* _SHORT EXERCISE_: Reproduce every line of the following data verbatim, with no changes to wording, symbols, or coordinates.

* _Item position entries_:
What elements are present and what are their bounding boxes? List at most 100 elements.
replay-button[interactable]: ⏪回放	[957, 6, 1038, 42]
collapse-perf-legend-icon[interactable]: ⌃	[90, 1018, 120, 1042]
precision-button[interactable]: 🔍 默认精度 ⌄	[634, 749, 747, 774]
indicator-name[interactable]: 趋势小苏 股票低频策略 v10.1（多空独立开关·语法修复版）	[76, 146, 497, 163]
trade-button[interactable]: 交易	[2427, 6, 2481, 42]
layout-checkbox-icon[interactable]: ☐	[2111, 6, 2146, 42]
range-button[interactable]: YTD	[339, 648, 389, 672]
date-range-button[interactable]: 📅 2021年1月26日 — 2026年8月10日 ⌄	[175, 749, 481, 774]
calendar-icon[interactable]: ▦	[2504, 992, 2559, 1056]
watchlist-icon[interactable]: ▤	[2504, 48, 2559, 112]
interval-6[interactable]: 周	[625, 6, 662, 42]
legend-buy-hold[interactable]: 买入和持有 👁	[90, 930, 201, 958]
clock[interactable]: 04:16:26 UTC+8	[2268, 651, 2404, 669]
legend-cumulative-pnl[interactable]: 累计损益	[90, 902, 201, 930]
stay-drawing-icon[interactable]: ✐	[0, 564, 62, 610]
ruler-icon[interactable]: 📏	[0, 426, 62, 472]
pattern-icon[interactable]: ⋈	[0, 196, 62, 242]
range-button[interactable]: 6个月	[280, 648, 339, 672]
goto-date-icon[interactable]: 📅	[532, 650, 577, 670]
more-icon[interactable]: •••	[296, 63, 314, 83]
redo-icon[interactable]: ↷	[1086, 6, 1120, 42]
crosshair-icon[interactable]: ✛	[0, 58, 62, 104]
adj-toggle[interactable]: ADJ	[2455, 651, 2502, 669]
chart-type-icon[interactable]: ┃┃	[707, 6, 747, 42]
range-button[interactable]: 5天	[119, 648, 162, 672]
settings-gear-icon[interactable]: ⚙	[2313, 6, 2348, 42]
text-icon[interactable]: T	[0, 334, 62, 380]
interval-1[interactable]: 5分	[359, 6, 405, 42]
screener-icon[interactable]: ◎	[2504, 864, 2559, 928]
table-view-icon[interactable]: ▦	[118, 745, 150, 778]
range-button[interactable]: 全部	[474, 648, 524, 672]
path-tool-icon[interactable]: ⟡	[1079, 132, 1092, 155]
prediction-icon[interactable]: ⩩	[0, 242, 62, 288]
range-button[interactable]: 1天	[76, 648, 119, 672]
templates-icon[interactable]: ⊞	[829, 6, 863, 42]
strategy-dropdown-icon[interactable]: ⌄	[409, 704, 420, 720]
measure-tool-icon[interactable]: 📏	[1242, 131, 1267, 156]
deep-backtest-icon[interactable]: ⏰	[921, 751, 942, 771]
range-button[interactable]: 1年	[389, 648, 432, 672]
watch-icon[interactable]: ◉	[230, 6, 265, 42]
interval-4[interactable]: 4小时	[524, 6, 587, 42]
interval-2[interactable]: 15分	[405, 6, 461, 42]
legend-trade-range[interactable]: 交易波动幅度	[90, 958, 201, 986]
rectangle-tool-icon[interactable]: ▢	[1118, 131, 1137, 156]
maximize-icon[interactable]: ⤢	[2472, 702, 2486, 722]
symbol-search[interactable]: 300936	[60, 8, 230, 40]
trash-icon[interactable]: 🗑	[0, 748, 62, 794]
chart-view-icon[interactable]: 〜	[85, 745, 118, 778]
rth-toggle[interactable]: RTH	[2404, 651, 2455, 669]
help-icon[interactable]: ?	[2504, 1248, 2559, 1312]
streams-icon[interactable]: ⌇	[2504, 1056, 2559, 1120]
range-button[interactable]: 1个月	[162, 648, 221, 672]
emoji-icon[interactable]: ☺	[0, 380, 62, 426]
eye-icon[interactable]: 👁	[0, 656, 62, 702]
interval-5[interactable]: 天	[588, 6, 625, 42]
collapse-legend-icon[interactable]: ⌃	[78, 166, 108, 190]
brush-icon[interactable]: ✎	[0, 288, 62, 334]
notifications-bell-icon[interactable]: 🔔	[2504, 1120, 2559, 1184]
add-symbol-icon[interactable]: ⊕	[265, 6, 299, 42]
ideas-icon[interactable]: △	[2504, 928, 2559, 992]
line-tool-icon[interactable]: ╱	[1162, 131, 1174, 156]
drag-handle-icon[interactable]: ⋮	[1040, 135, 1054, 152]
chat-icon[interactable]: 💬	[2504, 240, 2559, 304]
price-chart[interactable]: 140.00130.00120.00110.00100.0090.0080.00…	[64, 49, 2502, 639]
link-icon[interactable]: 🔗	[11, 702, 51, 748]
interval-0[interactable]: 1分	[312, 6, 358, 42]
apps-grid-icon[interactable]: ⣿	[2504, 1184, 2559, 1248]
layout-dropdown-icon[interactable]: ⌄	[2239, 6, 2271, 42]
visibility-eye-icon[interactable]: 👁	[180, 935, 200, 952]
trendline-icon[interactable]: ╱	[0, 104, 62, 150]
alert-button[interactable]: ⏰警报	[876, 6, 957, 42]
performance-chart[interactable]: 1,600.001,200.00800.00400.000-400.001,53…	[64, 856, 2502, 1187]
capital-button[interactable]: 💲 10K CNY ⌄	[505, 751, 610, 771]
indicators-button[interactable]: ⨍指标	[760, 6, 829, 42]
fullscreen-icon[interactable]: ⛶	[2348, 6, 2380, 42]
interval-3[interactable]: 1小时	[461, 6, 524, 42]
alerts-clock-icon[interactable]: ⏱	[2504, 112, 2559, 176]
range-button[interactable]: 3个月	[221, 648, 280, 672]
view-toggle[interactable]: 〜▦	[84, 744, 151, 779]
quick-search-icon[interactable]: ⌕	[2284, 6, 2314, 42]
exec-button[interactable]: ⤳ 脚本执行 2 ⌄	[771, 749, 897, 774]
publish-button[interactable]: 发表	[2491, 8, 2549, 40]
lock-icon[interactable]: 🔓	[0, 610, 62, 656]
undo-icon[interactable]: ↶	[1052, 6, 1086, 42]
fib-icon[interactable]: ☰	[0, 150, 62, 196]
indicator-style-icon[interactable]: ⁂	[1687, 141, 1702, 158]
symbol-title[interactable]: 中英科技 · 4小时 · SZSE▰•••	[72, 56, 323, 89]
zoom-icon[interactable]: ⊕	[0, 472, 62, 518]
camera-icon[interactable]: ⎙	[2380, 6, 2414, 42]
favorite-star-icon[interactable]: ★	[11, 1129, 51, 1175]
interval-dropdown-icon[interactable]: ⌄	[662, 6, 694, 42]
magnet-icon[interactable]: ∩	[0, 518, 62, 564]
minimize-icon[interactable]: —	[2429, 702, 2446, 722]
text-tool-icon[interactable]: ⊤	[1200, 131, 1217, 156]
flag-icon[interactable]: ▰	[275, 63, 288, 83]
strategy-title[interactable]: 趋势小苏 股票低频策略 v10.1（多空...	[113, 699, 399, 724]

* _FULL ANSWER_:
What elements are present and what are their bounding boxes? List at most 100 elements.
replay-button[interactable]: ⏪回放	[957, 6, 1038, 42]
collapse-perf-legend-icon[interactable]: ⌃	[90, 1018, 120, 1042]
precision-button[interactable]: 🔍 默认精度 ⌄	[634, 749, 747, 774]
indicator-name[interactable]: 趋势小苏 股票低频策略 v10.1（多空独立开关·语法修复版）	[76, 146, 497, 163]
trade-button[interactable]: 交易	[2427, 6, 2481, 42]
layout-checkbox-icon[interactable]: ☐	[2111, 6, 2146, 42]
range-button[interactable]: YTD	[339, 648, 389, 672]
date-range-button[interactable]: 📅 2021年1月26日 — 2026年8月10日 ⌄	[175, 749, 481, 774]
calendar-icon[interactable]: ▦	[2504, 992, 2559, 1056]
watchlist-icon[interactable]: ▤	[2504, 48, 2559, 112]
interval-6[interactable]: 周	[625, 6, 662, 42]
legend-buy-hold[interactable]: 买入和持有 👁	[90, 930, 201, 958]
clock[interactable]: 04:16:26 UTC+8	[2268, 651, 2404, 669]
legend-cumulative-pnl[interactable]: 累计损益	[90, 902, 201, 930]
stay-drawing-icon[interactable]: ✐	[0, 564, 62, 610]
ruler-icon[interactable]: 📏	[0, 426, 62, 472]
pattern-icon[interactable]: ⋈	[0, 196, 62, 242]
range-button[interactable]: 6个月	[280, 648, 339, 672]
goto-date-icon[interactable]: 📅	[532, 650, 577, 670]
more-icon[interactable]: •••	[296, 63, 314, 83]
redo-icon[interactable]: ↷	[1086, 6, 1120, 42]
crosshair-icon[interactable]: ✛	[0, 58, 62, 104]
adj-toggle[interactable]: ADJ	[2455, 651, 2502, 669]
chart-type-icon[interactable]: ┃┃	[707, 6, 747, 42]
range-button[interactable]: 5天	[119, 648, 162, 672]
settings-gear-icon[interactable]: ⚙	[2313, 6, 2348, 42]
text-icon[interactable]: T	[0, 334, 62, 380]
interval-1[interactable]: 5分	[359, 6, 405, 42]
screener-icon[interactable]: ◎	[2504, 864, 2559, 928]
table-view-icon[interactable]: ▦	[118, 745, 150, 778]
range-button[interactable]: 全部	[474, 648, 524, 672]
path-tool-icon[interactable]: ⟡	[1079, 132, 1092, 155]
prediction-icon[interactable]: ⩩	[0, 242, 62, 288]
range-button[interactable]: 1天	[76, 648, 119, 672]
templates-icon[interactable]: ⊞	[829, 6, 863, 42]
strategy-dropdown-icon[interactable]: ⌄	[409, 704, 420, 720]
measure-tool-icon[interactable]: 📏	[1242, 131, 1267, 156]
deep-backtest-icon[interactable]: ⏰	[921, 751, 942, 771]
range-button[interactable]: 1年	[389, 648, 432, 672]
watch-icon[interactable]: ◉	[230, 6, 265, 42]
interval-4[interactable]: 4小时	[524, 6, 587, 42]
interval-2[interactable]: 15分	[405, 6, 461, 42]
legend-trade-range[interactable]: 交易波动幅度	[90, 958, 201, 986]
rectangle-tool-icon[interactable]: ▢	[1118, 131, 1137, 156]
maximize-icon[interactable]: ⤢	[2472, 702, 2486, 722]
symbol-search[interactable]: 300936	[60, 8, 230, 40]
trash-icon[interactable]: 🗑	[0, 748, 62, 794]
chart-view-icon[interactable]: 〜	[85, 745, 118, 778]
rth-toggle[interactable]: RTH	[2404, 651, 2455, 669]
help-icon[interactable]: ?	[2504, 1248, 2559, 1312]
streams-icon[interactable]: ⌇	[2504, 1056, 2559, 1120]
range-button[interactable]: 1个月	[162, 648, 221, 672]
emoji-icon[interactable]: ☺	[0, 380, 62, 426]
eye-icon[interactable]: 👁	[0, 656, 62, 702]
interval-5[interactable]: 天	[588, 6, 625, 42]
collapse-legend-icon[interactable]: ⌃	[78, 166, 108, 190]
brush-icon[interactable]: ✎	[0, 288, 62, 334]
notifications-bell-icon[interactable]: 🔔	[2504, 1120, 2559, 1184]
add-symbol-icon[interactable]: ⊕	[265, 6, 299, 42]
ideas-icon[interactable]: △	[2504, 928, 2559, 992]
line-tool-icon[interactable]: ╱	[1162, 131, 1174, 156]
drag-handle-icon[interactable]: ⋮	[1040, 135, 1054, 152]
chat-icon[interactable]: 💬	[2504, 240, 2559, 304]
price-chart[interactable]: 140.00130.00120.00110.00100.0090.0080.00…	[64, 49, 2502, 639]
link-icon[interactable]: 🔗	[11, 702, 51, 748]
interval-0[interactable]: 1分	[312, 6, 358, 42]
apps-grid-icon[interactable]: ⣿	[2504, 1184, 2559, 1248]
layout-dropdown-icon[interactable]: ⌄	[2239, 6, 2271, 42]
visibility-eye-icon[interactable]: 👁	[180, 935, 200, 952]
trendline-icon[interactable]: ╱	[0, 104, 62, 150]
alert-button[interactable]: ⏰警报	[876, 6, 957, 42]
performance-chart[interactable]: 1,600.001,200.00800.00400.000-400.001,53…	[64, 856, 2502, 1187]
capital-button[interactable]: 💲 10K CNY ⌄	[505, 751, 610, 771]
indicators-button[interactable]: ⨍指标	[760, 6, 829, 42]
fullscreen-icon[interactable]: ⛶	[2348, 6, 2380, 42]
interval-3[interactable]: 1小时	[461, 6, 524, 42]
alerts-clock-icon[interactable]: ⏱	[2504, 112, 2559, 176]
range-button[interactable]: 3个月	[221, 648, 280, 672]
view-toggle[interactable]: 〜▦	[84, 744, 151, 779]
quick-search-icon[interactable]: ⌕	[2284, 6, 2314, 42]
exec-button[interactable]: ⤳ 脚本执行 2 ⌄	[771, 749, 897, 774]
publish-button[interactable]: 发表	[2491, 8, 2549, 40]
lock-icon[interactable]: 🔓	[0, 610, 62, 656]
undo-icon[interactable]: ↶	[1052, 6, 1086, 42]
fib-icon[interactable]: ☰	[0, 150, 62, 196]
indicator-style-icon[interactable]: ⁂	[1687, 141, 1702, 158]
symbol-title[interactable]: 中英科技 · 4小时 · SZSE▰•••	[72, 56, 323, 89]
zoom-icon[interactable]: ⊕	[0, 472, 62, 518]
camera-icon[interactable]: ⎙	[2380, 6, 2414, 42]
favorite-star-icon[interactable]: ★	[11, 1129, 51, 1175]
interval-dropdown-icon[interactable]: ⌄	[662, 6, 694, 42]
magnet-icon[interactable]: ∩	[0, 518, 62, 564]
minimize-icon[interactable]: —	[2429, 702, 2446, 722]
text-tool-icon[interactable]: ⊤	[1200, 131, 1217, 156]
flag-icon[interactable]: ▰	[275, 63, 288, 83]
strategy-title[interactable]: 趋势小苏 股票低频策略 v10.1（多空...	[113, 699, 399, 724]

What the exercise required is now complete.